SUPPLIED MATERIAL:

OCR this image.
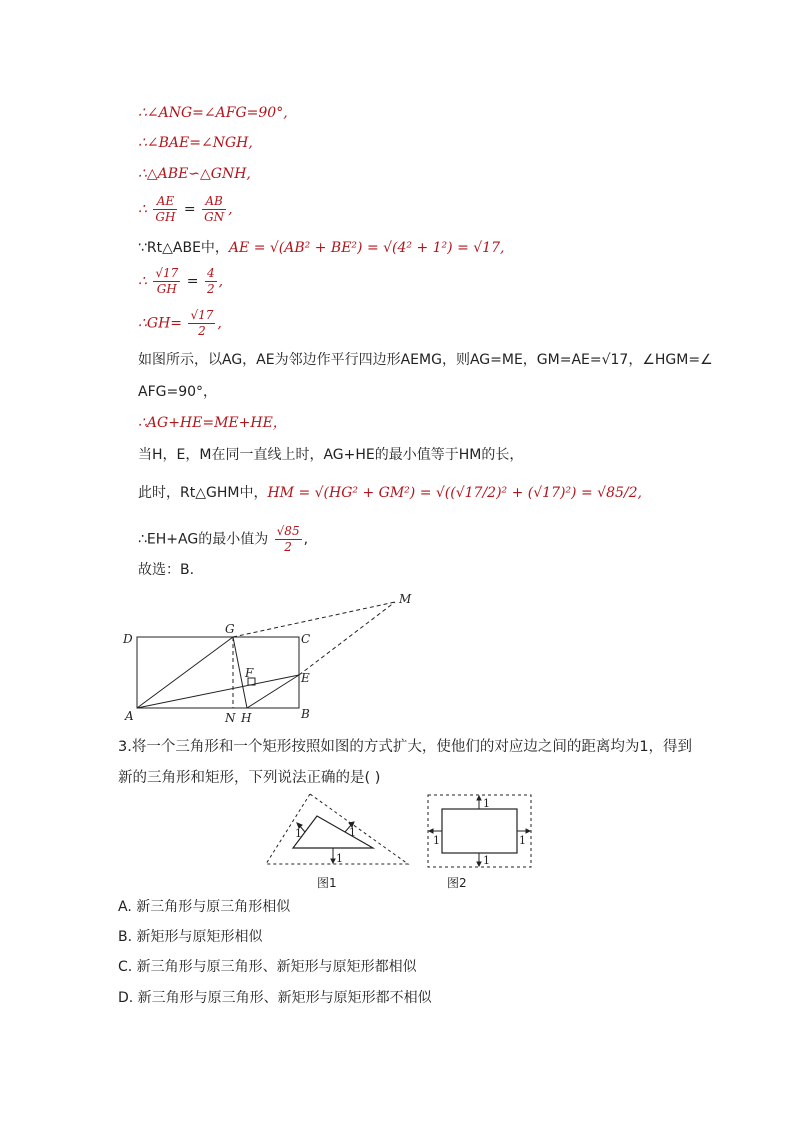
∴∠ANG=∠AFG=90°,
∴∠BAE=∠NGH,
∴△ABE∽△GNH,
∴ $\frac{AE}{GH} = \frac{AB}{GN}$ ,
∵Rt△ABE中，AE = √(AB² + BE²) = √(4² + 1²) = √17,
∴ $\frac{√17}{GH} = \frac{4}{2}$ ,
∴GH= $\frac{√17}{2}$ ,
如图所示，以AG，AE为邻边作平行四边形AEMG，则AG=ME，GM=AE=√17，∠HGM=∠
AFG=90°，
∴AG+HE=ME+HE，
当H，E，M在同一直线上时，AG+HE的最小值等于HM的长，
此时，Rt△GHM中，HM = √(HG² + GM²) = √((√17/2)² + (√17)²) = √85/2,
∴EH+AG的最小值为 $\frac{√85}{2}$ ,
故选：B.
D
G
C
M
F	E
A	N H	B
3.将一个三角形和一个矩形按照如图的方式扩大，使他们的对应边之间的距离均为1，得到
新的三角形和矩形，下列说法正确的是( )
1	1
1
图1
1
1
1	1
图2
A. 新三角形与原三角形相似
B. 新矩形与原矩形相似
C. 新三角形与原三角形、新矩形与原矩形都相似
D. 新三角形与原三角形、新矩形与原矩形都不相似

SHORT PROBLEM: The records above should be reproduced exactly, with no pictures included.

CORRECT RESPONSE:
OCR this image.
∴∠ANG=∠AFG=90°,
∴∠BAE=∠NGH,
∴△ABE∽△GNH,
∴ $\frac{AE}{GH} = \frac{AB}{GN}$ ,
∵Rt△ABE中，AE = √(AB² + BE²) = √(4² + 1²) = √17,
∴ $\frac{√17}{GH} = \frac{4}{2}$ ,
∴GH= $\frac{√17}{2}$ ,
如图所示，以AG，AE为邻边作平行四边形AEMG，则AG=ME，GM=AE=√17，∠HGM=∠
AFG=90°，
∴AG+HE=ME+HE，
当H，E，M在同一直线上时，AG+HE的最小值等于HM的长，
此时，Rt△GHM中，HM = √(HG² + GM²) = √((√17/2)² + (√17)²) = √85/2,
∴EH+AG的最小值为 $\frac{√85}{2}$ ,
故选：B.
D
G
C
M
F	E
A	N H	B
3.将一个三角形和一个矩形按照如图的方式扩大，使他们的对应边之间的距离均为1，得到
新的三角形和矩形，下列说法正确的是( )
1	1
1
图1
1
1
1	1
图2
A. 新三角形与原三角形相似
B. 新矩形与原矩形相似
C. 新三角形与原三角形、新矩形与原矩形都相似
D. 新三角形与原三角形、新矩形与原矩形都不相似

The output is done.